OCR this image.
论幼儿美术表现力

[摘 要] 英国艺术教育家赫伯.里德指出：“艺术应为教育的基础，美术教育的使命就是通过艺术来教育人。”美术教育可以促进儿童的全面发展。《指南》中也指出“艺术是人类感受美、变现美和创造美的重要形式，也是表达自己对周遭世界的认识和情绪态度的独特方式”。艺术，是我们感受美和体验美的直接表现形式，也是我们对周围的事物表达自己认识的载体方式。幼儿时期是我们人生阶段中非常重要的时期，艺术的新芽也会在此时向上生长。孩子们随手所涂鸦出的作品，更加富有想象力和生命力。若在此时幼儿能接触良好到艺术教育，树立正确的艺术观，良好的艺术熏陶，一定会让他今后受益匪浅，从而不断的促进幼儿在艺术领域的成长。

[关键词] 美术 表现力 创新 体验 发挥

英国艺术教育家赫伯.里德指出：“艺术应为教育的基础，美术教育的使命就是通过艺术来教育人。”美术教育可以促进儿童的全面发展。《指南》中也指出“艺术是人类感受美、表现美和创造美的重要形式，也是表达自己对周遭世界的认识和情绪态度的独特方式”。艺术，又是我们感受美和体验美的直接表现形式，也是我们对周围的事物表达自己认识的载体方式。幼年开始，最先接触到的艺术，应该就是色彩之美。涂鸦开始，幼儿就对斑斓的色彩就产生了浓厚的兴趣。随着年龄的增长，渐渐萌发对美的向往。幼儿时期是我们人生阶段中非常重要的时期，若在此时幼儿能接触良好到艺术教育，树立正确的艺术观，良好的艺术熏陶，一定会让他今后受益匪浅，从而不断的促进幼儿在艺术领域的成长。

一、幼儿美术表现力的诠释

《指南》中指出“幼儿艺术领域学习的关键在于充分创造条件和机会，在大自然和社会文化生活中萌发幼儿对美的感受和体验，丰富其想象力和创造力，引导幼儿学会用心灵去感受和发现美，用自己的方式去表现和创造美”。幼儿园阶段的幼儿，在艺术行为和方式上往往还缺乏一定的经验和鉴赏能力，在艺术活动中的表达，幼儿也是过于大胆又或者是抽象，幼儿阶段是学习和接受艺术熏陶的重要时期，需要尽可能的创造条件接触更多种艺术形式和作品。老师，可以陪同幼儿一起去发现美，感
--
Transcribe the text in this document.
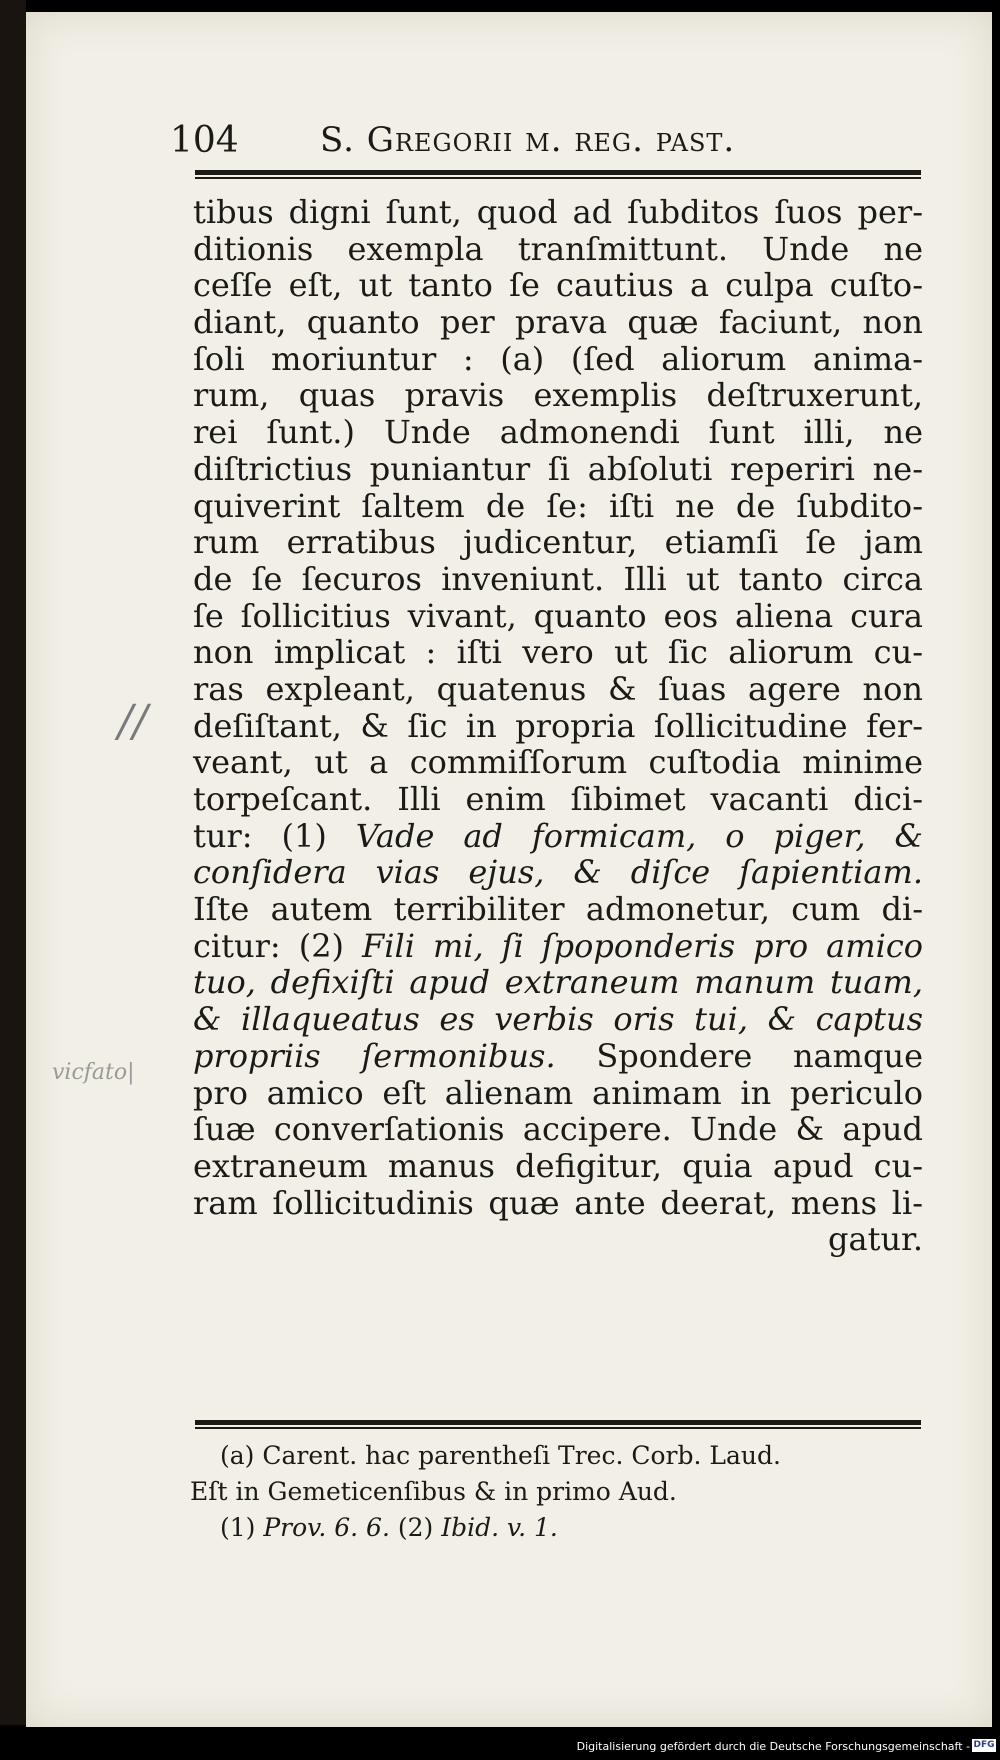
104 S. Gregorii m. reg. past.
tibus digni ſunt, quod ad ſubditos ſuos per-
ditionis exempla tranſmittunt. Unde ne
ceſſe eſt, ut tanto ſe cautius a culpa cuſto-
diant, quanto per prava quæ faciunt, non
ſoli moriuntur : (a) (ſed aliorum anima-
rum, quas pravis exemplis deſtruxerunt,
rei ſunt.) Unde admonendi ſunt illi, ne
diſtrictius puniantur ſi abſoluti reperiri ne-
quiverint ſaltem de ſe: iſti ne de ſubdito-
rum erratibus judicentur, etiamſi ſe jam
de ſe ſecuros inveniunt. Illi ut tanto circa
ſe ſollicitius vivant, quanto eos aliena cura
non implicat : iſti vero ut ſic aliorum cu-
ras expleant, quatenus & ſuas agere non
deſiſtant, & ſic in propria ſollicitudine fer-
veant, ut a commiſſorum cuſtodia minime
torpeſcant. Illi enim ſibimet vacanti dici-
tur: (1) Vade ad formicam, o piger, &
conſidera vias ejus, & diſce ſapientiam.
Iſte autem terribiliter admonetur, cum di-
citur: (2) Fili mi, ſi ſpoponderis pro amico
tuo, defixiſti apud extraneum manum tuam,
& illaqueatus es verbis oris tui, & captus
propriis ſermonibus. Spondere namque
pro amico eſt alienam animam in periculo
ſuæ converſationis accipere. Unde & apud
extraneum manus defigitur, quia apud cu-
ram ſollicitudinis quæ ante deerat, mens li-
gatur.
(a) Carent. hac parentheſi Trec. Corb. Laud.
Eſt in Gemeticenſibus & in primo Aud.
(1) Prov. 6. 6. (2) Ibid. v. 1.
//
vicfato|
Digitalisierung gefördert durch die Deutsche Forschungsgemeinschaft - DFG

PROBLEM STATEMENT ▸ Search the data for "apud" and list every line in which it occurs.

RESPONSE TO THE EXERCISE ▸
tuo, defixiſti apud extraneum manum tuam,
ſuæ converſationis accipere. Unde & apud
extraneum manus defigitur, quia apud cu-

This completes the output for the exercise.